→ **PROBLEM DETAILS**
Copy all lines that contain the word "clear".

→ **EXERCISE MATERIALS**
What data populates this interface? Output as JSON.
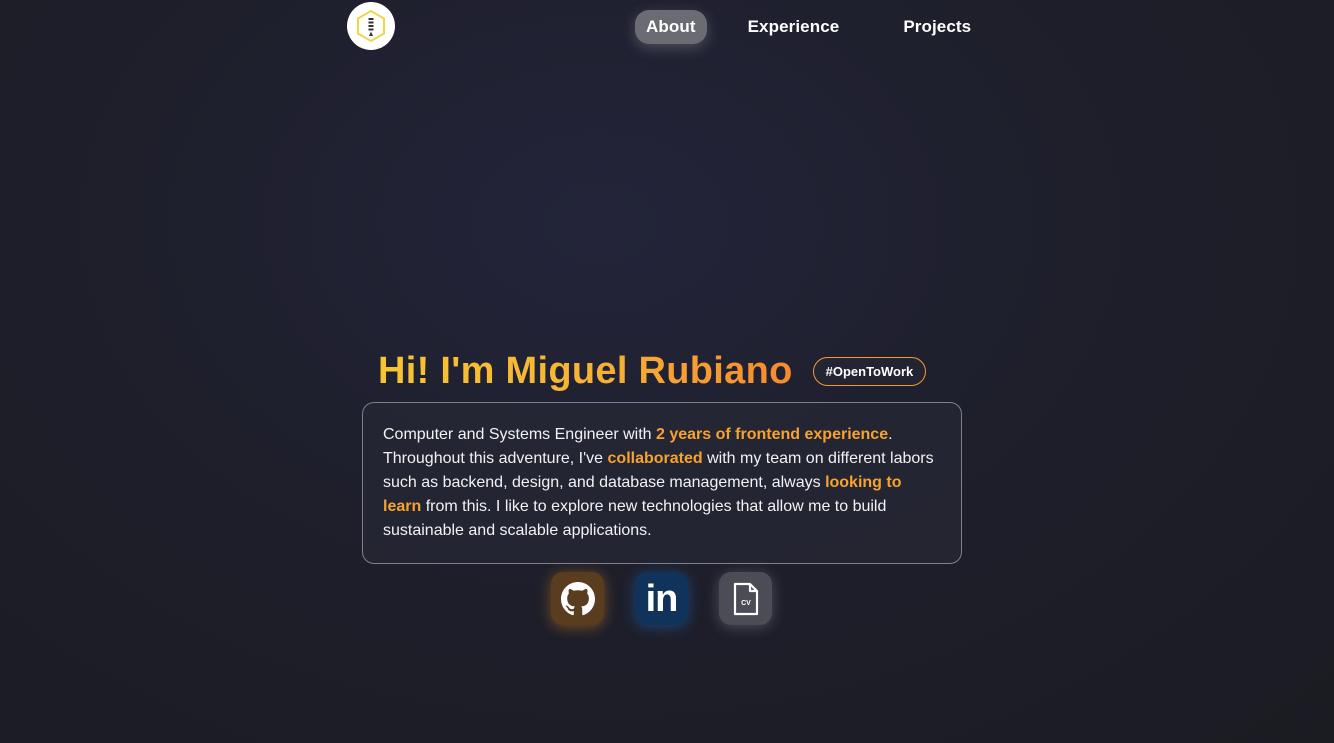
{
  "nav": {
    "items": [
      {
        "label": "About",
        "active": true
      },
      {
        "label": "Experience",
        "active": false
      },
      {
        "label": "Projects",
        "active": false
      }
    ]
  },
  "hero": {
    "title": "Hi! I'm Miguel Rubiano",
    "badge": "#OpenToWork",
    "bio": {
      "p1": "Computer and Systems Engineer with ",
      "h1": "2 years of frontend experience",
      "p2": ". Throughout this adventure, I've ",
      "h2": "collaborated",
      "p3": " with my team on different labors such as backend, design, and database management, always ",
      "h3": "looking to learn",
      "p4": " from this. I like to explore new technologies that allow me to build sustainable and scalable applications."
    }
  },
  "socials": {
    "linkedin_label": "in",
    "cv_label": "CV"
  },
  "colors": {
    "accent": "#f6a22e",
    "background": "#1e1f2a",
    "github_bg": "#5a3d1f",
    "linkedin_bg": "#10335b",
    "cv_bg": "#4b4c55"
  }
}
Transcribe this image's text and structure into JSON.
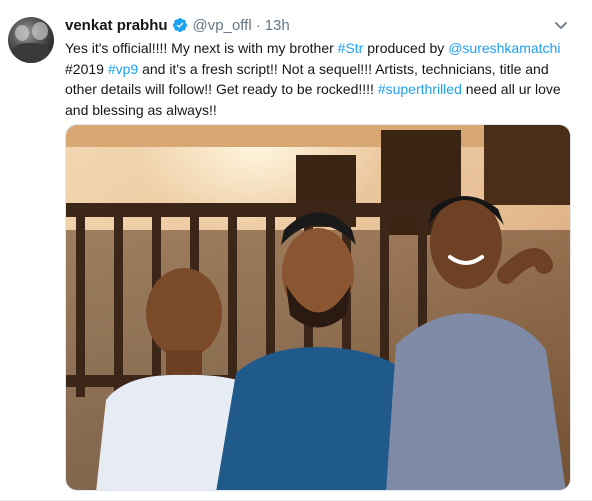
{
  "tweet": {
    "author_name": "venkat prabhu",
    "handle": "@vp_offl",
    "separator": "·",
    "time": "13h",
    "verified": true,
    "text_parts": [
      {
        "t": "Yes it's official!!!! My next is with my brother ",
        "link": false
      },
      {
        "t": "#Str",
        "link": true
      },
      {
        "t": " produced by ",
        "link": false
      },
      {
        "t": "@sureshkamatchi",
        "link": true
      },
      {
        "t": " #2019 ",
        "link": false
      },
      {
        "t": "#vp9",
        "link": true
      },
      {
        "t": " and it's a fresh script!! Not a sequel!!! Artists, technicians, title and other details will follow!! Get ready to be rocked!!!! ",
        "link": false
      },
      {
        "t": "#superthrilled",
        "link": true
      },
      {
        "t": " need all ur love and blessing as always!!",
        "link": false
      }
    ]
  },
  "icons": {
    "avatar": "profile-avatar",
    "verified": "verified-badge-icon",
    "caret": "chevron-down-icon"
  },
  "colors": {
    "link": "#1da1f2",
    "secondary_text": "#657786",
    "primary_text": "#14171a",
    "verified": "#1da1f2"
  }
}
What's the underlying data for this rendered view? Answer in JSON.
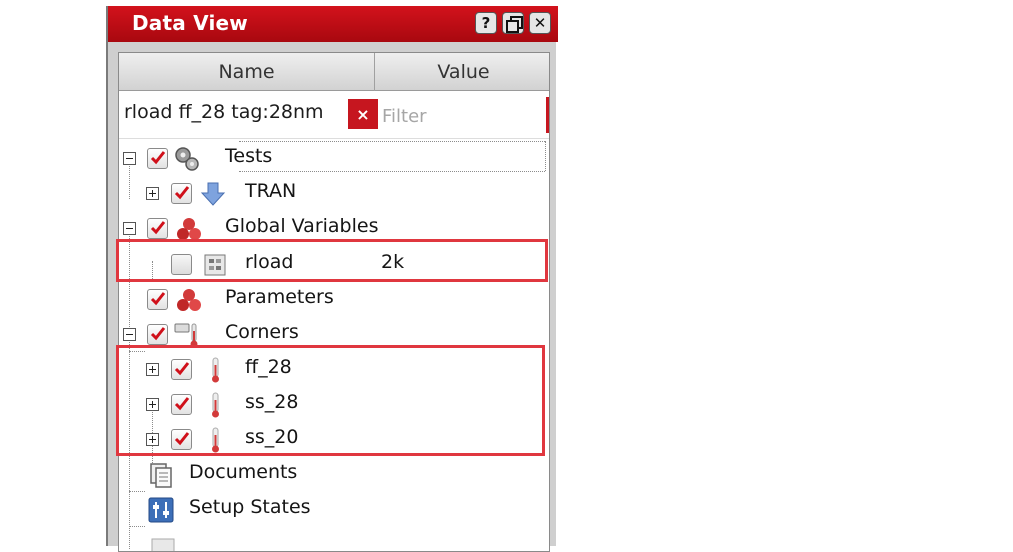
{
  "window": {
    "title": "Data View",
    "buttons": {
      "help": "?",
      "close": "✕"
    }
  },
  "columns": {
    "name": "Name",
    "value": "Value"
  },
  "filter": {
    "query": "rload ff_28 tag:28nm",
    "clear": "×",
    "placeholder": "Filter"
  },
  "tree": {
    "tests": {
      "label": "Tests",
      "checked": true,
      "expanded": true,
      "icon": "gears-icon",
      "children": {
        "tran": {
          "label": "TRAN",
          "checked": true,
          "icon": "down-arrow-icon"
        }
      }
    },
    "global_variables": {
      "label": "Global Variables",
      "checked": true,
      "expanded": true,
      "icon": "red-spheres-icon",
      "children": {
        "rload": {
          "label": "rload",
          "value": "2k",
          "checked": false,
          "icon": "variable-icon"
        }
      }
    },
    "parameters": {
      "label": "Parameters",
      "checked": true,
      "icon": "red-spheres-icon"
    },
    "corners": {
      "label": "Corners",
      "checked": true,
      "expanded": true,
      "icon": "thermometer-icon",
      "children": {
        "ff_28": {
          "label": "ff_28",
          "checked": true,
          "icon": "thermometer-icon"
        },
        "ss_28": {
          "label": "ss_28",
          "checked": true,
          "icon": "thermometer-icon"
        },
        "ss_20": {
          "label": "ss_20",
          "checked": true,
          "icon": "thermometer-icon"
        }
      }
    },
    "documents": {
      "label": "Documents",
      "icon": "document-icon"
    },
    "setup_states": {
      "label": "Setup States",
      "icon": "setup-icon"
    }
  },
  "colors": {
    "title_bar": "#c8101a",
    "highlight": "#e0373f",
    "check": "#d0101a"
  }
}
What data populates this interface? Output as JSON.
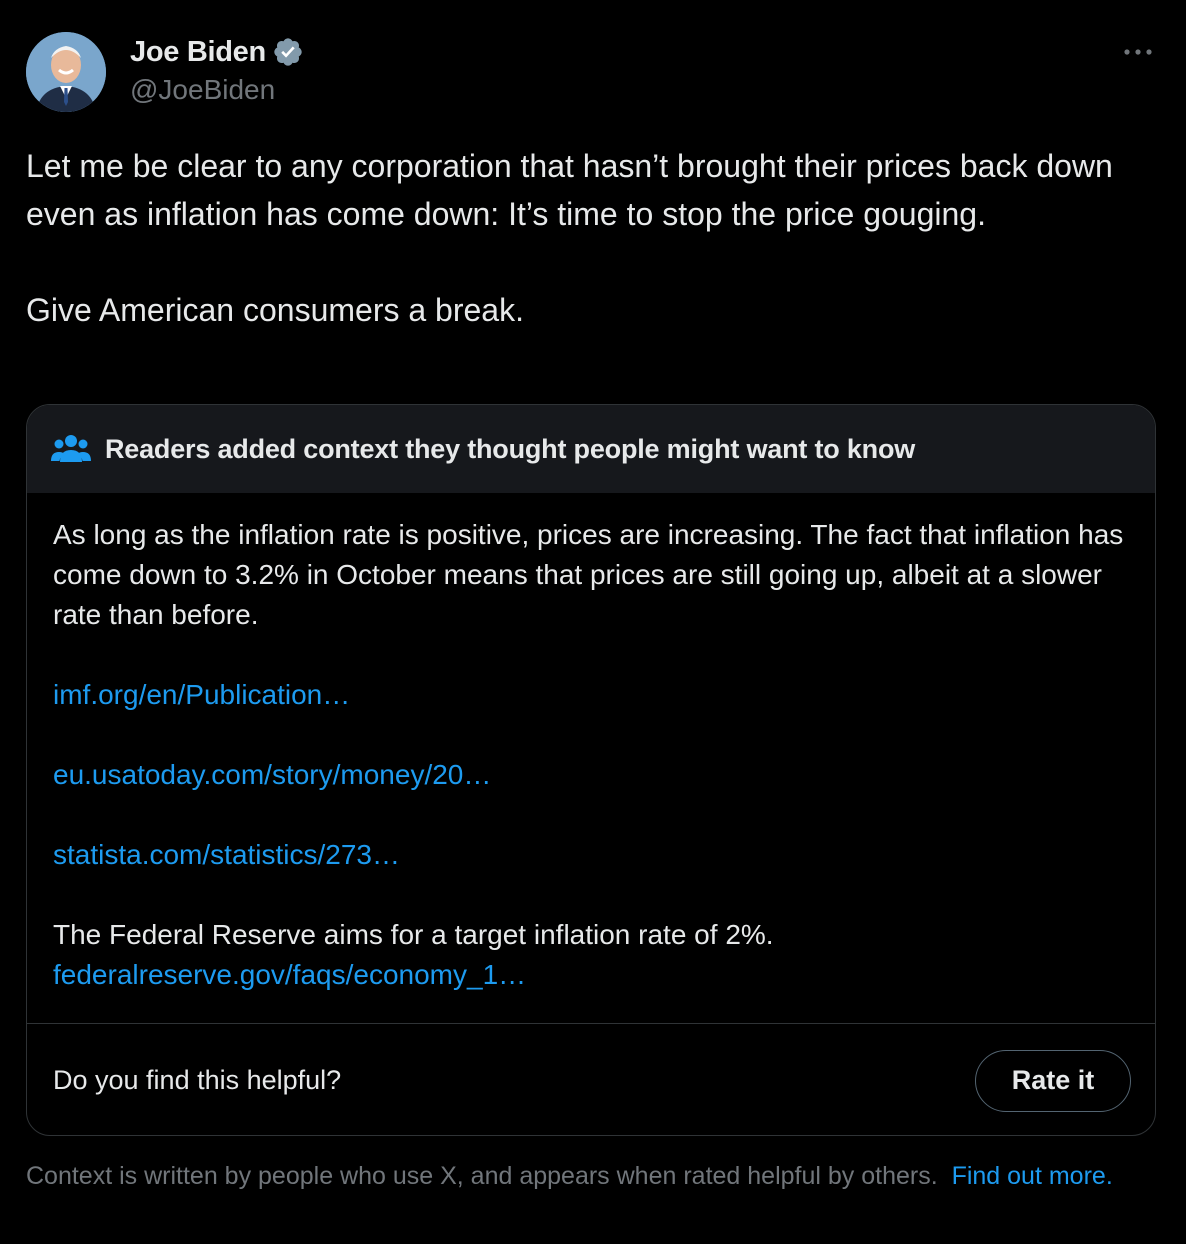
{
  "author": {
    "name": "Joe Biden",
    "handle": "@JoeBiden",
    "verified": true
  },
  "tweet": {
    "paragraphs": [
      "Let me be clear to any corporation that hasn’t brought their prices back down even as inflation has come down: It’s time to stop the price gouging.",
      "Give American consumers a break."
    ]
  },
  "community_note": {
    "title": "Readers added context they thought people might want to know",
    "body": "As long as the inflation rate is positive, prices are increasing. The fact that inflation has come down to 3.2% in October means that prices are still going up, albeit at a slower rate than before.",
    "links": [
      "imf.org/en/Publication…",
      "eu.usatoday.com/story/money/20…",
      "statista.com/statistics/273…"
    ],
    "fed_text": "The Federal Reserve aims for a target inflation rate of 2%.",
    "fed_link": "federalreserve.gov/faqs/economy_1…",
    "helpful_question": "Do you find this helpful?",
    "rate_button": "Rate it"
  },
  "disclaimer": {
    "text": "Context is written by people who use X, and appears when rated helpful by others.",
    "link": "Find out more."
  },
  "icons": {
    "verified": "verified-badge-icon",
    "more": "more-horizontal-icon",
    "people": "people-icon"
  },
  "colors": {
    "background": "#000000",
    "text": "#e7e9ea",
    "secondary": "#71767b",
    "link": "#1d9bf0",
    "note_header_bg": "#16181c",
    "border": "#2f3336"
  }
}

→ **RESPONSE**
    "clear": "×",
      "Let me be clear to any corporation that hasn’t brought their prices back down even as inflation has come down: It’s time to stop the price gouging.",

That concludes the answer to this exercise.